▶ _BRIEF_:
Extract all lines from the data beneath that include the word "document".

··········

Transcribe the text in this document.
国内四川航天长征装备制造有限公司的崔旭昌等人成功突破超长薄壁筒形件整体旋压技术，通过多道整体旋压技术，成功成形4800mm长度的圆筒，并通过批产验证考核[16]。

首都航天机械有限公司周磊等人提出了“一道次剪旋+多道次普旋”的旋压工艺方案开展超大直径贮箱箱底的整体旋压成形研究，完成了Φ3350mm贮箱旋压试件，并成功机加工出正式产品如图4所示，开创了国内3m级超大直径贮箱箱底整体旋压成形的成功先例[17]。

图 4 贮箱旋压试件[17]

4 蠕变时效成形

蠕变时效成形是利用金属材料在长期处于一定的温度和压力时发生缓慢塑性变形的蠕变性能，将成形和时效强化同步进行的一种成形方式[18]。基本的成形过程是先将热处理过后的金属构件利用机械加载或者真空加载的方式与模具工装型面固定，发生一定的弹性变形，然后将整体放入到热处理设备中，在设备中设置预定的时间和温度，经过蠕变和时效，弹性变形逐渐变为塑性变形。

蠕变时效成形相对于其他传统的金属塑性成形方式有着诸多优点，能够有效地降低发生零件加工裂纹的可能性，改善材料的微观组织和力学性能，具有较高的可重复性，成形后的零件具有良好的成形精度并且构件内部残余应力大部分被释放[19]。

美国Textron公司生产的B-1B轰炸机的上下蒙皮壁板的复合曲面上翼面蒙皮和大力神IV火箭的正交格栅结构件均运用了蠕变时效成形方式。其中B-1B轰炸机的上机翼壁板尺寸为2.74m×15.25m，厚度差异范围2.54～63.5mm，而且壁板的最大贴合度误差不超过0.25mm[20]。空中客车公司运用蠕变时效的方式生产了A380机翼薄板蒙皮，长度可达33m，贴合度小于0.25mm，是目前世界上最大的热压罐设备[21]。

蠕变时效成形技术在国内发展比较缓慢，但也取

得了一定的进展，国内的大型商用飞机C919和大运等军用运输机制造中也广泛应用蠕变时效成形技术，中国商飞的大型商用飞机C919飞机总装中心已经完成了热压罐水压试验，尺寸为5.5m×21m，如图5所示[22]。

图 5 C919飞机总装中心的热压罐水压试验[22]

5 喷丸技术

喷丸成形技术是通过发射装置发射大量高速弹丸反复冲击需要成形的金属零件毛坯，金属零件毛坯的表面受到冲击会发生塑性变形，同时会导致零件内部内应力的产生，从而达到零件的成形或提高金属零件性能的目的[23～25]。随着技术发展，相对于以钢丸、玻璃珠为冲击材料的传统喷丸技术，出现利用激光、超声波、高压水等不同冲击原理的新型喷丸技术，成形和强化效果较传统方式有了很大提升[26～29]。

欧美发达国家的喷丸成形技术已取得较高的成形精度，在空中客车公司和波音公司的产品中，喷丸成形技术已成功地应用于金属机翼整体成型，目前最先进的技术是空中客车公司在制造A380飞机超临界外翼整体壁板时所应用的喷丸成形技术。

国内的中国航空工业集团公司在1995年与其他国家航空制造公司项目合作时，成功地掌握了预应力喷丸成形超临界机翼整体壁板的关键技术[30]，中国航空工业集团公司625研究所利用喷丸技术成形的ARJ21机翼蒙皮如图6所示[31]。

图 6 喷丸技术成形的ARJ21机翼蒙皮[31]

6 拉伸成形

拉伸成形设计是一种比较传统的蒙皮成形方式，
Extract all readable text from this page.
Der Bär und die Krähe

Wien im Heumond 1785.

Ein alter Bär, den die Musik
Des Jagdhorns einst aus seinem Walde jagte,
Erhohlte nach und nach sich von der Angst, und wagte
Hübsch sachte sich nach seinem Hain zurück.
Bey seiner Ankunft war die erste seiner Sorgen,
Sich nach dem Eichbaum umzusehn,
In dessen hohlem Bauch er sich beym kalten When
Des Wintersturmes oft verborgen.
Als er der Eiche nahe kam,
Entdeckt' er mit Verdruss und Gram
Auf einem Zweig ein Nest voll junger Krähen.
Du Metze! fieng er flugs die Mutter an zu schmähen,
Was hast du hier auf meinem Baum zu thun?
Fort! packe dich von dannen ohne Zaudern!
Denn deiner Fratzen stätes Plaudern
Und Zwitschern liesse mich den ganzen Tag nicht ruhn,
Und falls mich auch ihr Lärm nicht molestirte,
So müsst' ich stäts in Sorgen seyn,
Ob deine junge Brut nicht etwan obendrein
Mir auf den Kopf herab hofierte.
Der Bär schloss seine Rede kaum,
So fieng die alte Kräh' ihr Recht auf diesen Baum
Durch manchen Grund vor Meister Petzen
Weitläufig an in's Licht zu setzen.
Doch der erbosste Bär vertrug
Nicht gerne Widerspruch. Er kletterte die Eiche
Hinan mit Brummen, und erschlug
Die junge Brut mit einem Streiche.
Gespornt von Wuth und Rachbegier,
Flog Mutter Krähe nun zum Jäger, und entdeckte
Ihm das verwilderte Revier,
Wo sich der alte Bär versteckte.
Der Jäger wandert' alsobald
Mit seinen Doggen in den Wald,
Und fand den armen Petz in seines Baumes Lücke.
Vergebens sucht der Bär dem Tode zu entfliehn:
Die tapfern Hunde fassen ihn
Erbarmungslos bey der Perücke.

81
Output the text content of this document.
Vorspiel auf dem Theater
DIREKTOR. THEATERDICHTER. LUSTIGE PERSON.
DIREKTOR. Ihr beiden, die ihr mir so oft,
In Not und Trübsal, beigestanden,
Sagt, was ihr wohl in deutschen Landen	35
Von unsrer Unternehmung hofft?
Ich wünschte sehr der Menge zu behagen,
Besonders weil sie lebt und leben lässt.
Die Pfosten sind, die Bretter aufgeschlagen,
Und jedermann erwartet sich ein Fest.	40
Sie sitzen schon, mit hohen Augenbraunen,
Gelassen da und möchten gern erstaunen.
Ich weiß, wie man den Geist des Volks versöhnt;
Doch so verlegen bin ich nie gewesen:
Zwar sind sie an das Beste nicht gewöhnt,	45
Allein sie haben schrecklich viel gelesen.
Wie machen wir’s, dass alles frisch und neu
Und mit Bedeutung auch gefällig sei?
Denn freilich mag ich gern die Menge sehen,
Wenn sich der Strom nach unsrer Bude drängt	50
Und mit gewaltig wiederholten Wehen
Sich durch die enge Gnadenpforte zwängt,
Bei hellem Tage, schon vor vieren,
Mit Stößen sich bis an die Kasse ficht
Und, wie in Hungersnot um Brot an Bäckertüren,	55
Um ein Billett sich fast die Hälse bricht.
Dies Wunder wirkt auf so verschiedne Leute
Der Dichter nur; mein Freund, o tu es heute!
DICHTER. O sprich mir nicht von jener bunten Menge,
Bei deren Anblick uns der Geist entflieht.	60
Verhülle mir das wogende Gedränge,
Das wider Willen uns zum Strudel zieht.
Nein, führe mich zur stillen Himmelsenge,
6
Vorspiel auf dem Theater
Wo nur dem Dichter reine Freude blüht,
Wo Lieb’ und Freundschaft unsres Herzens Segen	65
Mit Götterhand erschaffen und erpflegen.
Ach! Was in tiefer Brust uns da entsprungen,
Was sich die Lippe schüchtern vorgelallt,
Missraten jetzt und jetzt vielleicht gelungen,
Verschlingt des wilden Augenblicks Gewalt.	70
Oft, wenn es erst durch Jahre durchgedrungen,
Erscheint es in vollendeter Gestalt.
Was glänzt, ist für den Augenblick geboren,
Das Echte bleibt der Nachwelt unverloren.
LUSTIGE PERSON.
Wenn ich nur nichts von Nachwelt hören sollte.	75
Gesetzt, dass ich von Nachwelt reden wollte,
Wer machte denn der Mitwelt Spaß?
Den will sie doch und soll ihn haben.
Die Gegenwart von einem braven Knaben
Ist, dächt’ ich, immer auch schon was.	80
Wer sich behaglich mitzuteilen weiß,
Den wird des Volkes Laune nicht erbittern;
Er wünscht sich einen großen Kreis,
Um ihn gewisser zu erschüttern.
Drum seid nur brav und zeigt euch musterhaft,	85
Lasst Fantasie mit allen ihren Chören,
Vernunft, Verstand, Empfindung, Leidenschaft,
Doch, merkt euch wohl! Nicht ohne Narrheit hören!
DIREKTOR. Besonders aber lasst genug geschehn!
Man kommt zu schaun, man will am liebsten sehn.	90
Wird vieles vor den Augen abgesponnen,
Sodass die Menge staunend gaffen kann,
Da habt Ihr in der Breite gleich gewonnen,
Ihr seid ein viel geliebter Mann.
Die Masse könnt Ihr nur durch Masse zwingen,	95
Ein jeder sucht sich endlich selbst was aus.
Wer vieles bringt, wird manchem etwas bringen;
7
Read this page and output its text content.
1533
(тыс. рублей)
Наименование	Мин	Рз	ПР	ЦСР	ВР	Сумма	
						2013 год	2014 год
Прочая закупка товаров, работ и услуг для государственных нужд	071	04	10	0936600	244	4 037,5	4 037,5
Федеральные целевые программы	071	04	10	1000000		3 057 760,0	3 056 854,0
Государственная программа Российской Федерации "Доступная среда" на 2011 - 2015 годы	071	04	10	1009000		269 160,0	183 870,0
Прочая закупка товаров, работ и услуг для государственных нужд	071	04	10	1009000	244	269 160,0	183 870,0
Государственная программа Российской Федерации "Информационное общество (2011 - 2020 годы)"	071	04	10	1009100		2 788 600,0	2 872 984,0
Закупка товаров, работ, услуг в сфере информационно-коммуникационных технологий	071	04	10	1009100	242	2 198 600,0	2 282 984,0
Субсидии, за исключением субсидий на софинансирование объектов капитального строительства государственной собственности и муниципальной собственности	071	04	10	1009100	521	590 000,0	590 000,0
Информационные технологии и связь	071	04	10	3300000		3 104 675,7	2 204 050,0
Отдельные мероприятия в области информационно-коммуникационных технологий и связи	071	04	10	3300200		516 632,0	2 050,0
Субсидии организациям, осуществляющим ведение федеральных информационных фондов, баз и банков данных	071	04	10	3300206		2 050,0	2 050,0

··········

▶ _THE RESULT_:
Transcribe the text in this document.
Output the text content of this document.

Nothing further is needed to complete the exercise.